Task brief: Gather every line below where "total" appears.

Given entries:

----------

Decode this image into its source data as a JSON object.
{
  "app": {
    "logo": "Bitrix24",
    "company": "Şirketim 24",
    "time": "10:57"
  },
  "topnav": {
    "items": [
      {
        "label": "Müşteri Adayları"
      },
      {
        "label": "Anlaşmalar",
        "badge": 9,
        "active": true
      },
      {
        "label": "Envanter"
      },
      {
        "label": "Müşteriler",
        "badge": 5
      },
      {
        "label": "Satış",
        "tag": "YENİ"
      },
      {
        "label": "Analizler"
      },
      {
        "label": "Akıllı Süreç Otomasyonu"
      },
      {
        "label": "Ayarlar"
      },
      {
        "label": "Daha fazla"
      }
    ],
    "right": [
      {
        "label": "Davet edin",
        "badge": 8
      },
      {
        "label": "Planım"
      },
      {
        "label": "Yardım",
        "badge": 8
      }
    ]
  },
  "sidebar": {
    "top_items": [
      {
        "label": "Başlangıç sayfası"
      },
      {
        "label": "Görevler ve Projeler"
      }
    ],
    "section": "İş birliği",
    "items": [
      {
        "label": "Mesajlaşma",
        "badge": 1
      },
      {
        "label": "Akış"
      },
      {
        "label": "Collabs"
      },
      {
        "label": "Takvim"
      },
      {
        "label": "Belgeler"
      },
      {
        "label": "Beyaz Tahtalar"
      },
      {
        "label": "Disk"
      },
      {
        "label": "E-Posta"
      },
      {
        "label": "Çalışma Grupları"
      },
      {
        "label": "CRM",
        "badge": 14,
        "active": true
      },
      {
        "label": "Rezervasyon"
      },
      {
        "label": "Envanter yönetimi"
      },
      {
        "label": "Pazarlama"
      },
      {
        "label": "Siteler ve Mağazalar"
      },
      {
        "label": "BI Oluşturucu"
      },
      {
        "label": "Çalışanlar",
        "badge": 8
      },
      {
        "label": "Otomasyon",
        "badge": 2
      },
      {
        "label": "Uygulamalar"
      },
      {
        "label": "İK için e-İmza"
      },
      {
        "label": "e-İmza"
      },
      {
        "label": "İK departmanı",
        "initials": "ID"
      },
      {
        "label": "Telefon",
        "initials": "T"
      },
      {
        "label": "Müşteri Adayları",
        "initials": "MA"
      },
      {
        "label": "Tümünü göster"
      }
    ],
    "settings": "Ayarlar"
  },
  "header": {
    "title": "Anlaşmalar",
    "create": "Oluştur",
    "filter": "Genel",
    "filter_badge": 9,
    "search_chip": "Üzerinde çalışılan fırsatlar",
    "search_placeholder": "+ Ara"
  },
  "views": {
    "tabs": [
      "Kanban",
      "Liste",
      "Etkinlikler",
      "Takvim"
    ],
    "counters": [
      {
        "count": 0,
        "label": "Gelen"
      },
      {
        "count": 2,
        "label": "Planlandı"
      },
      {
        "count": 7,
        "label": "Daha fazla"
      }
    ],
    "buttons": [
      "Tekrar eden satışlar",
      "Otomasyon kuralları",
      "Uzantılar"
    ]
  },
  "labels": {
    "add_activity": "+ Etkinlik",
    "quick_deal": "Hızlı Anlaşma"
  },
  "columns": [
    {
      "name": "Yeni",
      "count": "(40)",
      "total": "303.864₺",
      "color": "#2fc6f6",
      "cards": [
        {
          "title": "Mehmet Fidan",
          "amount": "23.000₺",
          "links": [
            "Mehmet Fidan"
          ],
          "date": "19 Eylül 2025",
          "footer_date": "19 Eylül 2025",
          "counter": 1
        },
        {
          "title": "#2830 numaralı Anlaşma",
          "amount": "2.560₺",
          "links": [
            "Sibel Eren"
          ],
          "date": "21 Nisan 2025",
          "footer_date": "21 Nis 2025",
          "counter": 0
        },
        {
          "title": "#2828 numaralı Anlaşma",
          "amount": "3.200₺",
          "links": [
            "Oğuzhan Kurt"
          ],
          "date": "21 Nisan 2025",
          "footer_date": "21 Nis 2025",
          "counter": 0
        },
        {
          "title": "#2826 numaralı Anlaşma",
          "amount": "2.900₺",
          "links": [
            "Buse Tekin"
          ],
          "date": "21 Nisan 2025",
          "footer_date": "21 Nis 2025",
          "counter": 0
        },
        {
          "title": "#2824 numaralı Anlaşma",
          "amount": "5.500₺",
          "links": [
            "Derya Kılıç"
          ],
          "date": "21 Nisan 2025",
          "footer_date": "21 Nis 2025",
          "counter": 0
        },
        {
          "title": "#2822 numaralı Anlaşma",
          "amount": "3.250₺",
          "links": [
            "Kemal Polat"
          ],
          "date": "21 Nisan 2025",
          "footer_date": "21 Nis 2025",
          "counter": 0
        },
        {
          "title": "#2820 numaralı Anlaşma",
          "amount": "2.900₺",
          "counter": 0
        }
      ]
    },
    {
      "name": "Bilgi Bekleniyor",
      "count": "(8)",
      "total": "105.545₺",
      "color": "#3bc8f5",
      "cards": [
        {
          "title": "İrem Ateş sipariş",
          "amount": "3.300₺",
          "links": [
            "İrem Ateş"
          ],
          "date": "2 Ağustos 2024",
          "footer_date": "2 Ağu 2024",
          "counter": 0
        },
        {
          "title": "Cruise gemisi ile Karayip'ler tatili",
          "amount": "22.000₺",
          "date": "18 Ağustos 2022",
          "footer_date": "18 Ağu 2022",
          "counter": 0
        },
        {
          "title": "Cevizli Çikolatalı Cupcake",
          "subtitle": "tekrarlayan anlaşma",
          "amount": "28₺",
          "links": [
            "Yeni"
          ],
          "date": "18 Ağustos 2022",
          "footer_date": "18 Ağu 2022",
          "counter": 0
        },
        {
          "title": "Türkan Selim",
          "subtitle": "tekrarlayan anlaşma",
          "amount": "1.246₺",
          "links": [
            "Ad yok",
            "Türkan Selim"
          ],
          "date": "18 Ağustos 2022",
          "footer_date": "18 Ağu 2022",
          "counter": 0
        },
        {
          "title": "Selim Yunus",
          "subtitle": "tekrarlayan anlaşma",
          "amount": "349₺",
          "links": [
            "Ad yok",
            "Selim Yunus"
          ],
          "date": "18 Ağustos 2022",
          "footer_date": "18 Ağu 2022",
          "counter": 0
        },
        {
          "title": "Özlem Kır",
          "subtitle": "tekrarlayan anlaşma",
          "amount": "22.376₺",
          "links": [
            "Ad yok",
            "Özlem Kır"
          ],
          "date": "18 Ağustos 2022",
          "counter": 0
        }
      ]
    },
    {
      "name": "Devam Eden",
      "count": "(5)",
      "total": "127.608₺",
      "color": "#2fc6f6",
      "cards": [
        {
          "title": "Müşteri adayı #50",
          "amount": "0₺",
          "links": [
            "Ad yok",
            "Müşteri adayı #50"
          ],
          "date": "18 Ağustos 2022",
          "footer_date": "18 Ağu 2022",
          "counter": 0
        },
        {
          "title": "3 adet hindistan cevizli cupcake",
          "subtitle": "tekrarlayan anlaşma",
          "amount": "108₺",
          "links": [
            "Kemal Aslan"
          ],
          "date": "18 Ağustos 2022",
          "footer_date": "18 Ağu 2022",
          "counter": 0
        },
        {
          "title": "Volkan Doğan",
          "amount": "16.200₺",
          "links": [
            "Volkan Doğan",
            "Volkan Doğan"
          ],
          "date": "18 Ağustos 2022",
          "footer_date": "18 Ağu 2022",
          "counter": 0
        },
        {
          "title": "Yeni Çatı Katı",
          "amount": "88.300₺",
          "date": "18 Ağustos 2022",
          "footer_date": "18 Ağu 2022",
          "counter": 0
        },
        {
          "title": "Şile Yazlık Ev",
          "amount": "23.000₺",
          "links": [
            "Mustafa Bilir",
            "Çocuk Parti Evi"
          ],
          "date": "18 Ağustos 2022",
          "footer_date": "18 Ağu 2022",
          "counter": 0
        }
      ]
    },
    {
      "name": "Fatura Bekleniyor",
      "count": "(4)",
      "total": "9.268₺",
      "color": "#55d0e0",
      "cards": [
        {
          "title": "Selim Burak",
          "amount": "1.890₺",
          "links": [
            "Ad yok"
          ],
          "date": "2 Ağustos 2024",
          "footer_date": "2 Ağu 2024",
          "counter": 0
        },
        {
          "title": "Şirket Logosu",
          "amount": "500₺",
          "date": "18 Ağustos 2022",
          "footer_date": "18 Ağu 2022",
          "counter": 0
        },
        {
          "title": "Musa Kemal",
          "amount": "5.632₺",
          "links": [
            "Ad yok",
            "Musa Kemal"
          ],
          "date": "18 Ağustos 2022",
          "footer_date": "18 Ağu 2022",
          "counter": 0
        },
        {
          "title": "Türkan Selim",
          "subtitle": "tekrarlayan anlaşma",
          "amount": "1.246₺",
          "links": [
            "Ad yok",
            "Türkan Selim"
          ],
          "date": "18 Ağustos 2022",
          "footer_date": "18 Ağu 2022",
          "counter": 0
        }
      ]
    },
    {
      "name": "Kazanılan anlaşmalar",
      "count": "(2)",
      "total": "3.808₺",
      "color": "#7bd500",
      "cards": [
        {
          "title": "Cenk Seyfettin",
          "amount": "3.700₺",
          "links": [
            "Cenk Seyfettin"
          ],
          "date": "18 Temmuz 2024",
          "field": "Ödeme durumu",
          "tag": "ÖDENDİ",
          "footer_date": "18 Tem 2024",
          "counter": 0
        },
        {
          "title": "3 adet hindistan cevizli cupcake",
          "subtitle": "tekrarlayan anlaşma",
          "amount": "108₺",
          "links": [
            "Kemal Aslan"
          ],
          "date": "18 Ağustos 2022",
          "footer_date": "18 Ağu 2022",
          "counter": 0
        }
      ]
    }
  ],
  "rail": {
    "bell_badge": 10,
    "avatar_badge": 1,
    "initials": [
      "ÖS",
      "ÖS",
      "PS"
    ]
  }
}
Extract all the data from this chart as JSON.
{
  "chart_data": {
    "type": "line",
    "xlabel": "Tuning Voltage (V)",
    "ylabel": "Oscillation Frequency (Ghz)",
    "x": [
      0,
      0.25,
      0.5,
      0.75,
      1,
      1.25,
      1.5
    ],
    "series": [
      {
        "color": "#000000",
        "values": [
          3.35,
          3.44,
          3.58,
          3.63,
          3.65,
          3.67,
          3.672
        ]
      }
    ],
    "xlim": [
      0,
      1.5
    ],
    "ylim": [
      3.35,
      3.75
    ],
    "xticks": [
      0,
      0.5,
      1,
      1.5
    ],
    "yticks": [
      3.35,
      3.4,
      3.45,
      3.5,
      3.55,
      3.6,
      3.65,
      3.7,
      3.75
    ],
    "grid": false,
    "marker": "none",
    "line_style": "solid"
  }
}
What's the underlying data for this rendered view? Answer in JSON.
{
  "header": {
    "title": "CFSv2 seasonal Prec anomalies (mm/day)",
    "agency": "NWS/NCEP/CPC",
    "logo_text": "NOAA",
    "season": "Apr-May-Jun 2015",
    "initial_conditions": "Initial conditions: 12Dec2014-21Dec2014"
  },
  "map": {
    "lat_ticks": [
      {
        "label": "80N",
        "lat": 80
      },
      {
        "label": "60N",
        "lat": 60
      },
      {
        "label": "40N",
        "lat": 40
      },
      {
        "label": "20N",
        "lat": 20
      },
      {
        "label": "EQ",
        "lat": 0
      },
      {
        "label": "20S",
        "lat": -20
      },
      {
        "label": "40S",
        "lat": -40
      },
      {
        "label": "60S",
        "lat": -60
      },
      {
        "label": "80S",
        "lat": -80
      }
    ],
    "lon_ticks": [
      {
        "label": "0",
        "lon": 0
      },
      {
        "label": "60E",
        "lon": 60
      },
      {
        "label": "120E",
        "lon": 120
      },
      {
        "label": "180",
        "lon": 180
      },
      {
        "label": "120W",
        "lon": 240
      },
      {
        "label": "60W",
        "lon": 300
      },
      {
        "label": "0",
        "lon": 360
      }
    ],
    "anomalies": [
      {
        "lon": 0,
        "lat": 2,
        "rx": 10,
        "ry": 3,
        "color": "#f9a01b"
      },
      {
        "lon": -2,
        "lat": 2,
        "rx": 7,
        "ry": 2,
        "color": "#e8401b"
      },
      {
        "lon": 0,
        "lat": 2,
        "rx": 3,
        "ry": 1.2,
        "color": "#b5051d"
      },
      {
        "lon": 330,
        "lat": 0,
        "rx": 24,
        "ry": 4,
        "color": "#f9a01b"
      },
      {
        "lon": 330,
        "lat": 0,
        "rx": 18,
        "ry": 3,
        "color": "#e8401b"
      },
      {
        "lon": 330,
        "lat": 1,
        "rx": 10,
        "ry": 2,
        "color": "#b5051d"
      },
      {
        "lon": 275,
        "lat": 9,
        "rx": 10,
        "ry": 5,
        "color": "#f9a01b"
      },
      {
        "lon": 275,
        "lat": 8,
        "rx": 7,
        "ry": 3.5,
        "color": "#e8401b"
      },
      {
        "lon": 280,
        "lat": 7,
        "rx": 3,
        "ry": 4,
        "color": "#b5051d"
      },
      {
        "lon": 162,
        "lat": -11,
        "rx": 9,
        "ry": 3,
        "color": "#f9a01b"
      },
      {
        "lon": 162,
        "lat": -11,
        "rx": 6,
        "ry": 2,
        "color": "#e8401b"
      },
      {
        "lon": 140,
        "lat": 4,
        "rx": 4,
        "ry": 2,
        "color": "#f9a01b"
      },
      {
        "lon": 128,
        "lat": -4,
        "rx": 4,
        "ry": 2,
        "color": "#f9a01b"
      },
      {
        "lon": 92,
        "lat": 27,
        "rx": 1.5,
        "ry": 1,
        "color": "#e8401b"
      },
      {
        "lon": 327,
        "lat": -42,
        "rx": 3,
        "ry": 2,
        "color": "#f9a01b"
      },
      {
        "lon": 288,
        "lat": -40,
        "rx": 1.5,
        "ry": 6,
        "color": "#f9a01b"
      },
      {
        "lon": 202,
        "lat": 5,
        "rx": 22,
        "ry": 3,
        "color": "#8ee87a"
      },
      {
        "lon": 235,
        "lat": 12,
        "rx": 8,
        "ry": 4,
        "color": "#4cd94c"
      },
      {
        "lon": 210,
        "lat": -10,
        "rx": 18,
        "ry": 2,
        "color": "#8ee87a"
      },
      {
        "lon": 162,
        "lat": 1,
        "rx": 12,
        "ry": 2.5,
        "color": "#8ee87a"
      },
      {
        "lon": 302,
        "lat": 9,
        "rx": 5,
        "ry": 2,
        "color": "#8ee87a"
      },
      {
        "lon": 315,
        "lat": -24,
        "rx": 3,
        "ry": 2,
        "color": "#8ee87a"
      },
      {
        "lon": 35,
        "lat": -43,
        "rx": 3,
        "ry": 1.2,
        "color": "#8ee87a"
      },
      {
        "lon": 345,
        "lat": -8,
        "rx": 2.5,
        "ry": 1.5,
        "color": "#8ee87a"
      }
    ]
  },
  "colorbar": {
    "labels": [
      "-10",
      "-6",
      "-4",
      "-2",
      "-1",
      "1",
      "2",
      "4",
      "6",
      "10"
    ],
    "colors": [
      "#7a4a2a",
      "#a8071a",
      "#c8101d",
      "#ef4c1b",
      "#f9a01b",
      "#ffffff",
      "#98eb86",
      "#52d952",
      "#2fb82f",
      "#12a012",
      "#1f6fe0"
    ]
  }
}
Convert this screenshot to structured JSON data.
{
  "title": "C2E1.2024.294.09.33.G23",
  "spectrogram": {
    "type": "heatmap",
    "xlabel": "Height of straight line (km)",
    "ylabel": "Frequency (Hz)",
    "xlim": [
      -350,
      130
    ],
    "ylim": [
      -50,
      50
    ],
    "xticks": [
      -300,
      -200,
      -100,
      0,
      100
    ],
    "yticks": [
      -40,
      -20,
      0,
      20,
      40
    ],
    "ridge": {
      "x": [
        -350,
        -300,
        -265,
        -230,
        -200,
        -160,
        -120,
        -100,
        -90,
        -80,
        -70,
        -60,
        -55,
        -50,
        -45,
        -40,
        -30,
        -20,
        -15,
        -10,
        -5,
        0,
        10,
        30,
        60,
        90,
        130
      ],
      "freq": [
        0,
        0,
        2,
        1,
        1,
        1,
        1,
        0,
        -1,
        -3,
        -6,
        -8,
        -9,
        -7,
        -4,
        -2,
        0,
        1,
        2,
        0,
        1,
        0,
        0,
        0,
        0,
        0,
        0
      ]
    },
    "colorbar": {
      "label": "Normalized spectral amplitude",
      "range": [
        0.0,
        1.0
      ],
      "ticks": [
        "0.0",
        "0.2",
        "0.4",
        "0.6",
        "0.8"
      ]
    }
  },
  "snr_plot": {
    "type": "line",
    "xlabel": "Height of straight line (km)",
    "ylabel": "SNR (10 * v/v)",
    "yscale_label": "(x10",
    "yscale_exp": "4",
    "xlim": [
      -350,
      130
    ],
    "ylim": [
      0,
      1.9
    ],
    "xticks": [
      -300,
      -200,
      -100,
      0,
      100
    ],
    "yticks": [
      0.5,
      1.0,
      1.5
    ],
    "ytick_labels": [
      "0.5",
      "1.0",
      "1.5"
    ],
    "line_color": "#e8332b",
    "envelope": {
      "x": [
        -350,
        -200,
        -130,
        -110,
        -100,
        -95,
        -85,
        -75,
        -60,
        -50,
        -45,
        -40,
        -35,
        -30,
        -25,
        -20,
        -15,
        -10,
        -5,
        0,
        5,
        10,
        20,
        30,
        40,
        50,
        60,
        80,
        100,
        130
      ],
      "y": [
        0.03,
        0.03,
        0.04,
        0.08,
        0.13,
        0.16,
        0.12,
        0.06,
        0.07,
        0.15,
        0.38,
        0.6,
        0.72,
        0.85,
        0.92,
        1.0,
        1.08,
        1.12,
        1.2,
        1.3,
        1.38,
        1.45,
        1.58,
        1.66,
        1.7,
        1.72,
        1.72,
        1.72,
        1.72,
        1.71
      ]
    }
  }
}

----------

Problem solution:
      "total": "303.864₺",
      "total": "105.545₺",
      "total": "127.608₺",
      "total": "9.268₺",
      "total": "3.808₺",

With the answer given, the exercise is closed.